▸ **Instructions to follow**
Extend the commentary on vitamin D screening below, picking up right after its final sentence.

▸ **Text**
= = = =
The panel members concluded that there was not enough evidence to either endorse or advise against regular vitamin D screening in most adults.

The panel members suggested that testing is something that should be considered case by case.

People produce normal vitamin D levels in their blood when exposed to sun for at least 10 minutes a day. Most Americans avoid sun exposure because of fear of skin cancer and skin aging. Sun block is used to avoid UV light that stimulates the production of normal vitamin D levels.

Is the government going to reimburse physicians for using their judgment in testing for serum vitamin D levels? I doubt it.

The panel hedged. “This is not a recommendation for or against it,” said Dr. Douglas K. Owens, a panel member and director of the Center for Primary Care and Outcomes Research at Stanford medical school. “In our view, when people have concerns or questions about vitamin D, they should discuss them with their clinicians.”

In my view the panel knows very little about vitamin D deficiency. Some studies estimate that more than two-thirds of Americans have deficient or insufficient vitamin D levels.
= = = =
▸ **Source material**
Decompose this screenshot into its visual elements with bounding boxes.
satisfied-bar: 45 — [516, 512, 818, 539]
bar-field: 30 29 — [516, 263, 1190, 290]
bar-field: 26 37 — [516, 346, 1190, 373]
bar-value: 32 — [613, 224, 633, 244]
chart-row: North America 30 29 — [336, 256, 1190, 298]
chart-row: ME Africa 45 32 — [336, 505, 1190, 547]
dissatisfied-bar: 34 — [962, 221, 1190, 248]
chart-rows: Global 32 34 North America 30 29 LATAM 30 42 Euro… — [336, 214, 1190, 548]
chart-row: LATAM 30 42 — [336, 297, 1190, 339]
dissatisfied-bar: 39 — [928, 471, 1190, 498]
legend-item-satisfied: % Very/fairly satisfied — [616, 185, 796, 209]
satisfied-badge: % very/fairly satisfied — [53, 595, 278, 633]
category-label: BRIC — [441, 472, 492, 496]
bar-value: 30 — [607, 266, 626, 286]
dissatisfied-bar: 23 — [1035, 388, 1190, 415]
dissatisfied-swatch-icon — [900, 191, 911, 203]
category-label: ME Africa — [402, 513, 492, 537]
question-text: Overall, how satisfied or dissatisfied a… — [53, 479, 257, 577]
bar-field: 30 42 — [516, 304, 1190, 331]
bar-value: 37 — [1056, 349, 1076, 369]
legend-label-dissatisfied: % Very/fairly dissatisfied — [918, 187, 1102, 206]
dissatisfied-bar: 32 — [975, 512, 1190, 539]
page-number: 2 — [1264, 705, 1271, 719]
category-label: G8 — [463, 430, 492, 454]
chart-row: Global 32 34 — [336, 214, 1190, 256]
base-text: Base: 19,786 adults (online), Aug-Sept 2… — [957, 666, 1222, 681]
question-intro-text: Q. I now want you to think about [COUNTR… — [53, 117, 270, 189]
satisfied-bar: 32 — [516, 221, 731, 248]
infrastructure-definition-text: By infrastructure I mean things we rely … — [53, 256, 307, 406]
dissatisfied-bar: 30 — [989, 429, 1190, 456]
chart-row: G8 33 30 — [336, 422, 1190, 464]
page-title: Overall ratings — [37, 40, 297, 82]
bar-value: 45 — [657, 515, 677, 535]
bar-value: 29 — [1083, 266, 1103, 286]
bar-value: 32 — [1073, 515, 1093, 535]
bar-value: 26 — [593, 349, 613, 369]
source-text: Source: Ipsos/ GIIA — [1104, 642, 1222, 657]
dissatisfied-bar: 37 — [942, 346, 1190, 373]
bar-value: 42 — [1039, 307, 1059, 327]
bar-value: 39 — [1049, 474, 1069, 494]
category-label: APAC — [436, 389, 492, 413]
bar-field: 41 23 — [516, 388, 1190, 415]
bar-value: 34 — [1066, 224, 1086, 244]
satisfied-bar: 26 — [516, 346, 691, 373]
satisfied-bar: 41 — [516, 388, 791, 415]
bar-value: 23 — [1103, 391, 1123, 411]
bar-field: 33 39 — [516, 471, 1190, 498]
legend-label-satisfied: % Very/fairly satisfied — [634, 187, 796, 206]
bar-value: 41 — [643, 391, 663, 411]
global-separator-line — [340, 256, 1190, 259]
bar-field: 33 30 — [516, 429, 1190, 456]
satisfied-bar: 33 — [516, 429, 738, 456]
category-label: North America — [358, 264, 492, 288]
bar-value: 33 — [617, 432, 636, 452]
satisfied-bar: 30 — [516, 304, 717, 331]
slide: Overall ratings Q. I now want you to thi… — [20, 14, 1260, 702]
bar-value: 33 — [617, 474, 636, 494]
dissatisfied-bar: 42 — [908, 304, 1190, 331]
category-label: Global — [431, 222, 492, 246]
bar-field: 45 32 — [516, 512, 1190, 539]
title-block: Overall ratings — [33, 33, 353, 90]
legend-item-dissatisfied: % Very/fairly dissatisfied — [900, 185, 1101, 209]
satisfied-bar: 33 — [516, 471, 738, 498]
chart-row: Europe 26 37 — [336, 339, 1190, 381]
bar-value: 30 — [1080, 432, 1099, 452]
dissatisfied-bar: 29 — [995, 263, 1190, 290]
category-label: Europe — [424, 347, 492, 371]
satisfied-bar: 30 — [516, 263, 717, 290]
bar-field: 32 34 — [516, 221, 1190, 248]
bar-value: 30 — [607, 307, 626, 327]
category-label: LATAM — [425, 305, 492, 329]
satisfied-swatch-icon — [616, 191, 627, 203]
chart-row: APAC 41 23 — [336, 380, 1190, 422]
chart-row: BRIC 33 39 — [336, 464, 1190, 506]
= = = =
▸ **Answer to this task**
The first symptom in vitamin D deficiency/insufficiency is weakness in large muscles bundles. An easy clinical test is to see if a patient can rise from a sitting position without leaning on his/her elbow or a support. If a patient needs support it is likely that he has a vitamin D deficiency.

The USPSTF panel issued a draft recommendation based on a review of evidence from more than a dozen studies that evaluated the effects of vitamin D treatment in generally healthy adults.

The studies used vitamin D3 doses ranging from 400 to 4,800 international units (I.U.) daily, and the studies were from two months to seven years duration.

400 I.U. per day is insufficient replacement therapy. 400 I.U. per day would have no impact on inhibiting a disease process or preventing a disease from occurring. It would provide no insight into helping prevent chronic diseases implicated in vitamin D deficiency.

Clinical studies lasting two months would not provide any insight into the efficacy of replacement therapy in chronic diseases such as osteoporosis, hypertension, heart disease, inflammatory bowel syndrome or cancer, to name a few.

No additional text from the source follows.